Lines of data:
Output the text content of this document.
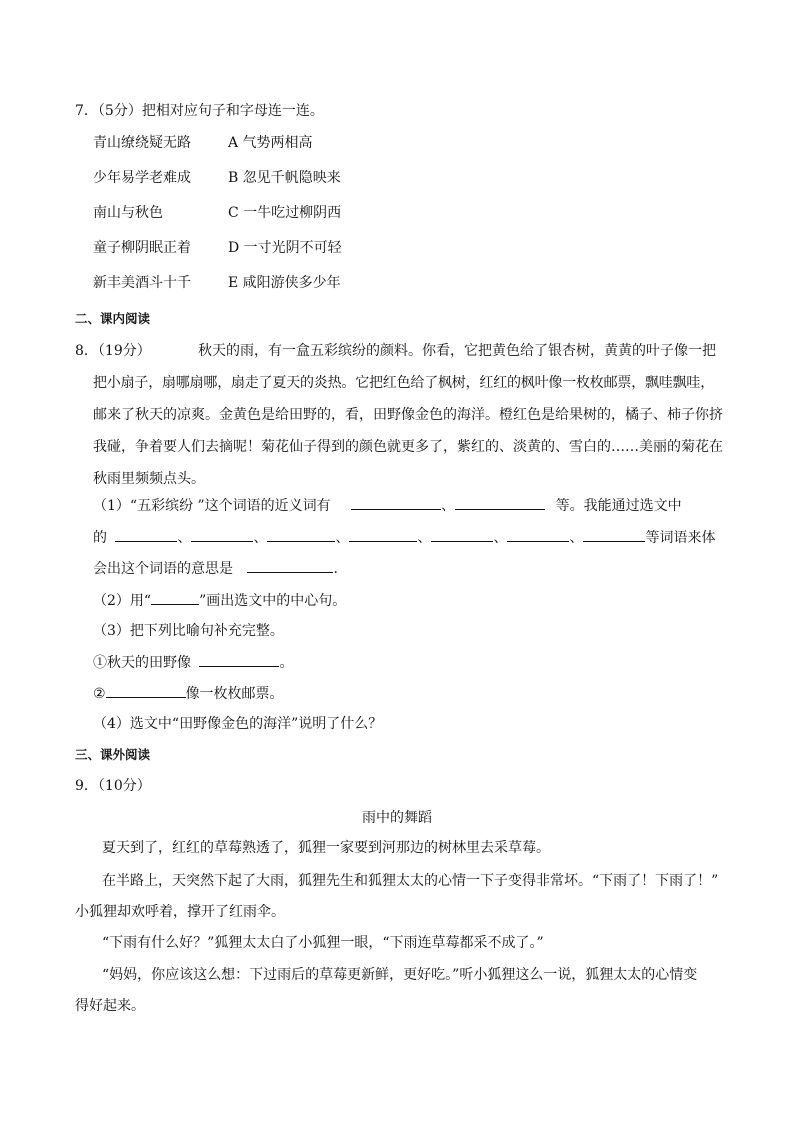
7．（5分）把相对应句子和字母连一连。
青山缭绕疑无路	A 气势两相高
少年易学老难成	B 忽见千帆隐映来
南山与秋色	C 一牛吃过柳阴西
童子柳阴眠正着	D 一寸光阴不可轻
新丰美酒斗十千	E 咸阳游侠多少年
二、课内阅读
8．（19分）	秋天的雨，有一盒五彩缤纷的颜料。你看，它把黄色给了银杏树，黄黄的叶子像一把
把小扇子，扇哪扇哪，扇走了夏天的炎热。它把红色给了枫树，红红的枫叶像一枚枚邮票，飘哇飘哇，
邮来了秋天的凉爽。金黄色是给田野的，看，田野像金色的海洋。橙红色是给果树的，橘子、柿子你挤
我碰，争着要人们去摘呢！菊花仙子得到的颜色就更多了，紫红的、淡黄的、雪白的……美丽的菊花在
秋雨里频频点头。
（1）“五彩缤纷 ”这个词语的近义词有	、	等。我能通过选文中
的	、	、	、	、	、	、	等词语来体
会出这个词语的意思是	.
（2）用“	”画出选文中的中心句。
（3）把下列比喻句补充完整。
①秋天的田野像	。
②	像一枚枚邮票。
（4）选文中“田野像金色的海洋”说明了什么？
三、课外阅读
9．（10分）
雨中的舞蹈
夏天到了，红红的草莓熟透了，狐狸一家要到河那边的树林里去采草莓。
在半路上，天突然下起了大雨，狐狸先生和狐狸太太的心情一下子变得非常坏。“下雨了！下雨了！”
小狐狸却欢呼着，撑开了红雨伞。
“下雨有什么好？”狐狸太太白了小狐狸一眼，“下雨连草莓都采不成了。”
“妈妈，你应该这么想：下过雨后的草莓更新鲜，更好吃。”听小狐狸这么一说，狐狸太太的心情变
得好起来。
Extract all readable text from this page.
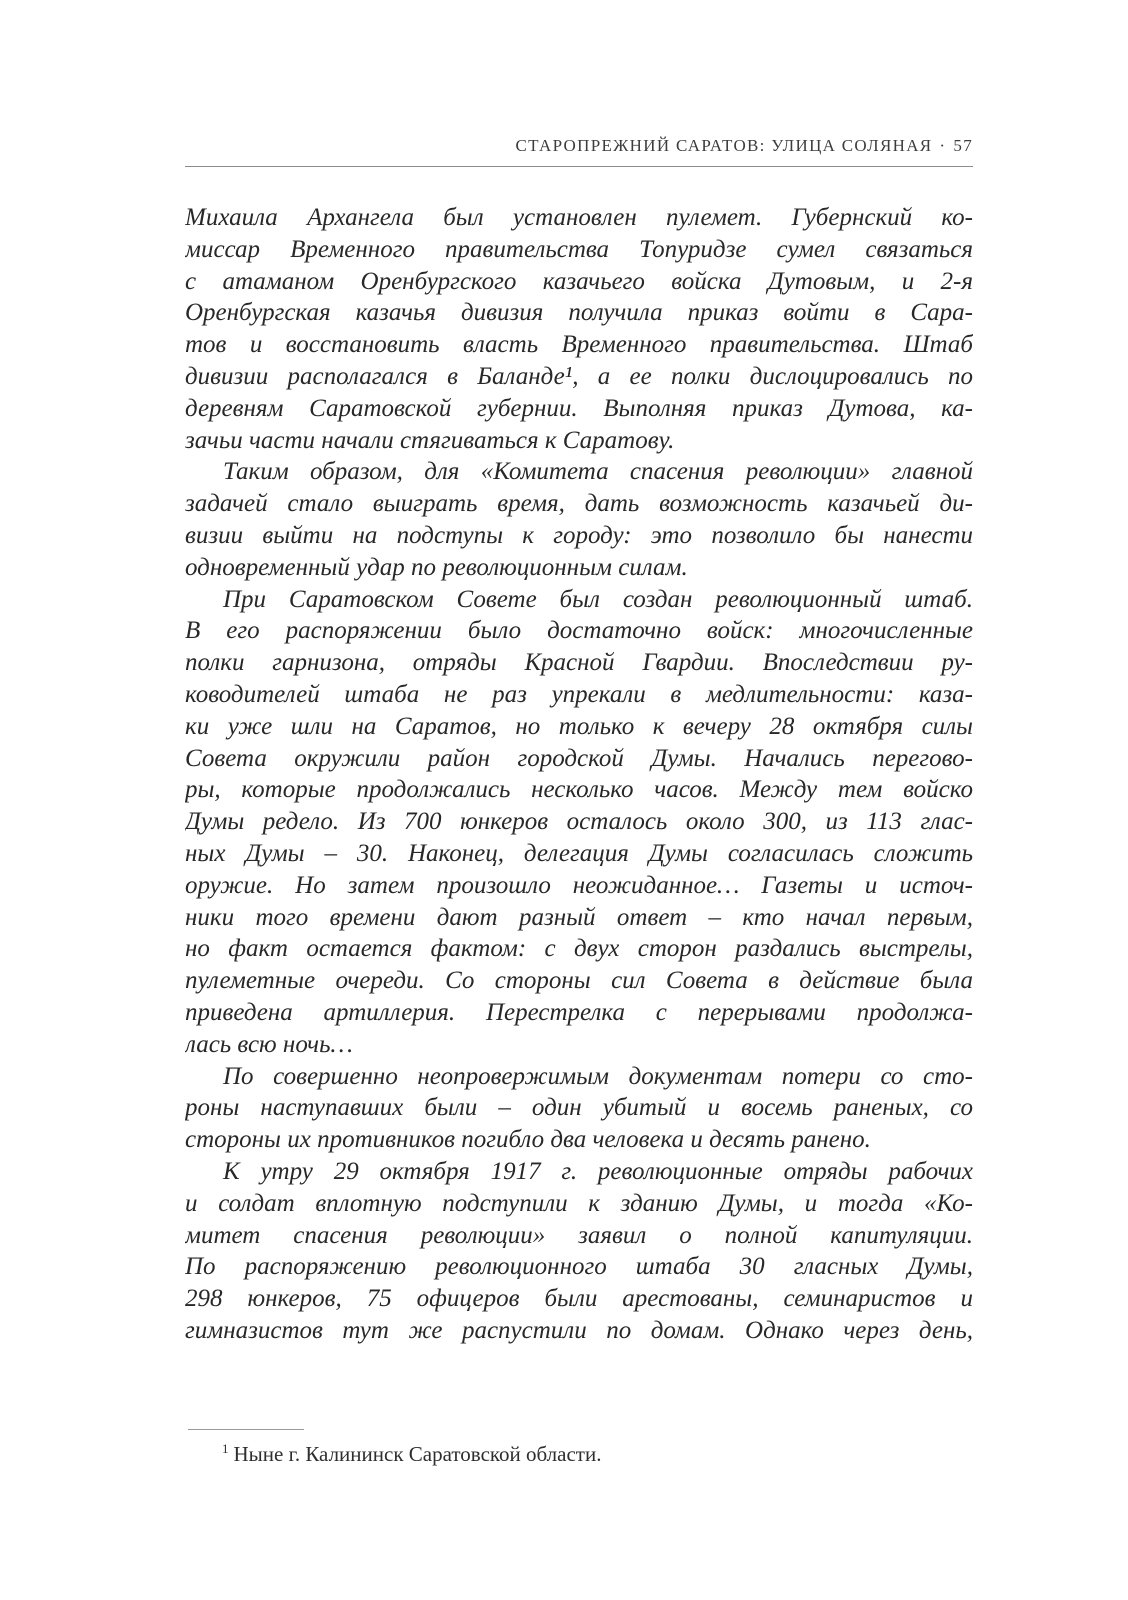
СТАРОПРЕЖНИЙ САРАТОВ: УЛИЦА СОЛЯНАЯ · 57
Михаила Архангела был установлен пулемет. Губернский ко-
миссар Временного правительства Топуридзе сумел связаться
с атаманом Оренбургского казачьего войска Дутовым, и 2-я
Оренбургская казачья дивизия получила приказ войти в Сара-
тов и восстановить власть Временного правительства. Штаб
дивизии располагался в Баланде¹, а ее полки дислоцировались по
деревням Саратовской губернии. Выполняя приказ Дутова, ка-
зачьи части начали стягиваться к Саратову.
Таким образом, для «Комитета спасения революции» главной
задачей стало выиграть время, дать возможность казачьей ди-
визии выйти на подступы к городу: это позволило бы нанести
одновременный удар по революционным силам.
При Саратовском Совете был создан революционный штаб.
В его распоряжении было достаточно войск: многочисленные
полки гарнизона, отряды Красной Гвардии. Впоследствии ру-
ководителей штаба не раз упрекали в медлительности: каза-
ки уже шли на Саратов, но только к вечеру 28 октября силы
Совета окружили район городской Думы. Начались перегово-
ры, которые продолжались несколько часов. Между тем войско
Думы редело. Из 700 юнкеров осталось около 300, из 113 глас-
ных Думы – 30. Наконец, делегация Думы согласилась сложить
оружие. Но затем произошло неожиданное… Газеты и источ-
ники того времени дают разный ответ – кто начал первым,
но факт остается фактом: с двух сторон раздались выстрелы,
пулеметные очереди. Со стороны сил Совета в действие была
приведена артиллерия. Перестрелка с перерывами продолжа-
лась всю ночь…
По совершенно неопровержимым документам потери со сто-
роны наступавших были – один убитый и восемь раненых, со
стороны их противников погибло два человека и десять ранено.
К утру 29 октября 1917 г. революционные отряды рабочих
и солдат вплотную подступили к зданию Думы, и тогда «Ко-
митет спасения революции» заявил о полной капитуляции.
По распоряжению революционного штаба 30 гласных Думы,
298 юнкеров, 75 офицеров были арестованы, семинаристов и
гимназистов тут же распустили по домам. Однако через день,
$^1$ Ныне г. Калининск Саратовской области.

● Problem
Keep the pictures out of the copy and return the rest of the data above exactly.

● Answer to this problem
Output the text content of this document.
7．（5分）把相对应句子和字母连一连。
青山缭绕疑无路	A 气势两相高
少年易学老难成	B 忽见千帆隐映来
南山与秋色	C 一牛吃过柳阴西
童子柳阴眠正着	D 一寸光阴不可轻
新丰美酒斗十千	E 咸阳游侠多少年
二、课内阅读
8．（19分）	秋天的雨，有一盒五彩缤纷的颜料。你看，它把黄色给了银杏树，黄黄的叶子像一把
把小扇子，扇哪扇哪，扇走了夏天的炎热。它把红色给了枫树，红红的枫叶像一枚枚邮票，飘哇飘哇，
邮来了秋天的凉爽。金黄色是给田野的，看，田野像金色的海洋。橙红色是给果树的，橘子、柿子你挤
我碰，争着要人们去摘呢！菊花仙子得到的颜色就更多了，紫红的、淡黄的、雪白的……美丽的菊花在
秋雨里频频点头。
（1）“五彩缤纷 ”这个词语的近义词有	、	等。我能通过选文中
的	、	、	、	、	、	、	等词语来体
会出这个词语的意思是	.
（2）用“	”画出选文中的中心句。
（3）把下列比喻句补充完整。
①秋天的田野像	。
②	像一枚枚邮票。
（4）选文中“田野像金色的海洋”说明了什么？
三、课外阅读
9．（10分）
雨中的舞蹈
夏天到了，红红的草莓熟透了，狐狸一家要到河那边的树林里去采草莓。
在半路上，天突然下起了大雨，狐狸先生和狐狸太太的心情一下子变得非常坏。“下雨了！下雨了！”
小狐狸却欢呼着，撑开了红雨伞。
“下雨有什么好？”狐狸太太白了小狐狸一眼，“下雨连草莓都采不成了。”
“妈妈，你应该这么想：下过雨后的草莓更新鲜，更好吃。”听小狐狸这么一说，狐狸太太的心情变
得好起来。
Extract all readable text from this page.
СТАРОПРЕЖНИЙ САРАТОВ: УЛИЦА СОЛЯНАЯ · 57
Михаила Архангела был установлен пулемет. Губернский ко-
миссар Временного правительства Топуридзе сумел связаться
с атаманом Оренбургского казачьего войска Дутовым, и 2-я
Оренбургская казачья дивизия получила приказ войти в Сара-
тов и восстановить власть Временного правительства. Штаб
дивизии располагался в Баланде¹, а ее полки дислоцировались по
деревням Саратовской губернии. Выполняя приказ Дутова, ка-
зачьи части начали стягиваться к Саратову.
Таким образом, для «Комитета спасения революции» главной
задачей стало выиграть время, дать возможность казачьей ди-
визии выйти на подступы к городу: это позволило бы нанести
одновременный удар по революционным силам.
При Саратовском Совете был создан революционный штаб.
В его распоряжении было достаточно войск: многочисленные
полки гарнизона, отряды Красной Гвардии. Впоследствии ру-
ководителей штаба не раз упрекали в медлительности: каза-
ки уже шли на Саратов, но только к вечеру 28 октября силы
Совета окружили район городской Думы. Начались перегово-
ры, которые продолжались несколько часов. Между тем войско
Думы редело. Из 700 юнкеров осталось около 300, из 113 глас-
ных Думы – 30. Наконец, делегация Думы согласилась сложить
оружие. Но затем произошло неожиданное… Газеты и источ-
ники того времени дают разный ответ – кто начал первым,
но факт остается фактом: с двух сторон раздались выстрелы,
пулеметные очереди. Со стороны сил Совета в действие была
приведена артиллерия. Перестрелка с перерывами продолжа-
лась всю ночь…
По совершенно неопровержимым документам потери со сто-
роны наступавших были – один убитый и восемь раненых, со
стороны их противников погибло два человека и десять ранено.
К утру 29 октября 1917 г. революционные отряды рабочих
и солдат вплотную подступили к зданию Думы, и тогда «Ко-
митет спасения революции» заявил о полной капитуляции.
По распоряжению революционного штаба 30 гласных Думы,
298 юнкеров, 75 офицеров были арестованы, семинаристов и
гимназистов тут же распустили по домам. Однако через день,
$^1$ Ныне г. Калининск Саратовской области.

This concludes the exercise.